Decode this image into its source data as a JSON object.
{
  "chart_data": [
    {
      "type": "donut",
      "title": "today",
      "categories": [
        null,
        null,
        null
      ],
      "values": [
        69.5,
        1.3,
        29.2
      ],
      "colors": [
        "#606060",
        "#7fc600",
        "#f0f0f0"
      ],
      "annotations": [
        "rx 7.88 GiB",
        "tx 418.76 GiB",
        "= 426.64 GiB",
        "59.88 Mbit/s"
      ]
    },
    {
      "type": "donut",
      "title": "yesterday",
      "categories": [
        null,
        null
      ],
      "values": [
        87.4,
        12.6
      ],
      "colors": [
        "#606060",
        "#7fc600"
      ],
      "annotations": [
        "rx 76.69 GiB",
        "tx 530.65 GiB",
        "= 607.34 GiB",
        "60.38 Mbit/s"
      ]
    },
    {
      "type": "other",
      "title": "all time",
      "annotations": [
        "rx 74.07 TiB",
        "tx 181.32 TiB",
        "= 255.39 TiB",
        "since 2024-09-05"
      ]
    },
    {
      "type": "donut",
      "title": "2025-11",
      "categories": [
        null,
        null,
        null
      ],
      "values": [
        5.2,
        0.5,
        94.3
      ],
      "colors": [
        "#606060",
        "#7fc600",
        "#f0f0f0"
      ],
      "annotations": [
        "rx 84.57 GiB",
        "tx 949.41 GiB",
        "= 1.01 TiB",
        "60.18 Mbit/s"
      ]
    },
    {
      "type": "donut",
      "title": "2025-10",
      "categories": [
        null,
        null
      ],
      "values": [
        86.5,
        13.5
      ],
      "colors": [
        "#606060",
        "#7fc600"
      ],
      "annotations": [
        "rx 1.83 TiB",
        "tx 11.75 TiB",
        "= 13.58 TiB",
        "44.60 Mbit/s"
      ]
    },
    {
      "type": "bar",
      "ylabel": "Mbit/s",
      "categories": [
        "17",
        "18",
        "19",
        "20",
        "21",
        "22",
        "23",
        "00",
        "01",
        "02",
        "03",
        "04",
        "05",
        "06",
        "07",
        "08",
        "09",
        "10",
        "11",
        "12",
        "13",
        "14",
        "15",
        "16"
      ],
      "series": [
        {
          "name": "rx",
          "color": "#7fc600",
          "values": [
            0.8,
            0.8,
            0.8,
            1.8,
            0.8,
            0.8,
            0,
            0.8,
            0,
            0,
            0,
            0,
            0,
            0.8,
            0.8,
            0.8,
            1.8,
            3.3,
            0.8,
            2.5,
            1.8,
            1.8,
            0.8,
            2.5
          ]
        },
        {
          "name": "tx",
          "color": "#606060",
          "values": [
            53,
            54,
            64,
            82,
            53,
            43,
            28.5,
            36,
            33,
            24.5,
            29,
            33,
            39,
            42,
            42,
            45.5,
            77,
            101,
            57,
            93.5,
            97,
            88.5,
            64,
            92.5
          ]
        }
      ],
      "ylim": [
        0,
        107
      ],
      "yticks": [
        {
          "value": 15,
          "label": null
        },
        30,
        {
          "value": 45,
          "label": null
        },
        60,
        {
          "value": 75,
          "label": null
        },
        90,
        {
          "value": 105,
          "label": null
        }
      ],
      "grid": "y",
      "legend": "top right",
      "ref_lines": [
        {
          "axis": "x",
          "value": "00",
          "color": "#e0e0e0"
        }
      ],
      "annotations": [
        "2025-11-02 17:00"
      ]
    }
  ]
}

--

_Short exercise_
Set down the listing in full, keeping every word exactly as it is.

_Result below_
Decode this image into its source data as a JSON object.
{
  "chart_data": [
    {
      "type": "donut",
      "title": "today",
      "categories": [
        null,
        null,
        null
      ],
      "values": [
        69.5,
        1.3,
        29.2
      ],
      "colors": [
        "#606060",
        "#7fc600",
        "#f0f0f0"
      ],
      "annotations": [
        "rx 7.88 GiB",
        "tx 418.76 GiB",
        "= 426.64 GiB",
        "59.88 Mbit/s"
      ]
    },
    {
      "type": "donut",
      "title": "yesterday",
      "categories": [
        null,
        null
      ],
      "values": [
        87.4,
        12.6
      ],
      "colors": [
        "#606060",
        "#7fc600"
      ],
      "annotations": [
        "rx 76.69 GiB",
        "tx 530.65 GiB",
        "= 607.34 GiB",
        "60.38 Mbit/s"
      ]
    },
    {
      "type": "other",
      "title": "all time",
      "annotations": [
        "rx 74.07 TiB",
        "tx 181.32 TiB",
        "= 255.39 TiB",
        "since 2024-09-05"
      ]
    },
    {
      "type": "donut",
      "title": "2025-11",
      "categories": [
        null,
        null,
        null
      ],
      "values": [
        5.2,
        0.5,
        94.3
      ],
      "colors": [
        "#606060",
        "#7fc600",
        "#f0f0f0"
      ],
      "annotations": [
        "rx 84.57 GiB",
        "tx 949.41 GiB",
        "= 1.01 TiB",
        "60.18 Mbit/s"
      ]
    },
    {
      "type": "donut",
      "title": "2025-10",
      "categories": [
        null,
        null
      ],
      "values": [
        86.5,
        13.5
      ],
      "colors": [
        "#606060",
        "#7fc600"
      ],
      "annotations": [
        "rx 1.83 TiB",
        "tx 11.75 TiB",
        "= 13.58 TiB",
        "44.60 Mbit/s"
      ]
    },
    {
      "type": "bar",
      "ylabel": "Mbit/s",
      "categories": [
        "17",
        "18",
        "19",
        "20",
        "21",
        "22",
        "23",
        "00",
        "01",
        "02",
        "03",
        "04",
        "05",
        "06",
        "07",
        "08",
        "09",
        "10",
        "11",
        "12",
        "13",
        "14",
        "15",
        "16"
      ],
      "series": [
        {
          "name": "rx",
          "color": "#7fc600",
          "values": [
            0.8,
            0.8,
            0.8,
            1.8,
            0.8,
            0.8,
            0,
            0.8,
            0,
            0,
            0,
            0,
            0,
            0.8,
            0.8,
            0.8,
            1.8,
            3.3,
            0.8,
            2.5,
            1.8,
            1.8,
            0.8,
            2.5
          ]
        },
        {
          "name": "tx",
          "color": "#606060",
          "values": [
            53,
            54,
            64,
            82,
            53,
            43,
            28.5,
            36,
            33,
            24.5,
            29,
            33,
            39,
            42,
            42,
            45.5,
            77,
            101,
            57,
            93.5,
            97,
            88.5,
            64,
            92.5
          ]
        }
      ],
      "ylim": [
        0,
        107
      ],
      "yticks": [
        {
          "value": 15,
          "label": null
        },
        30,
        {
          "value": 45,
          "label": null
        },
        60,
        {
          "value": 75,
          "label": null
        },
        90,
        {
          "value": 105,
          "label": null
        }
      ],
      "grid": "y",
      "legend": "top right",
      "ref_lines": [
        {
          "axis": "x",
          "value": "00",
          "color": "#e0e0e0"
        }
      ],
      "annotations": [
        "2025-11-02 17:00"
      ]
    }
  ]
}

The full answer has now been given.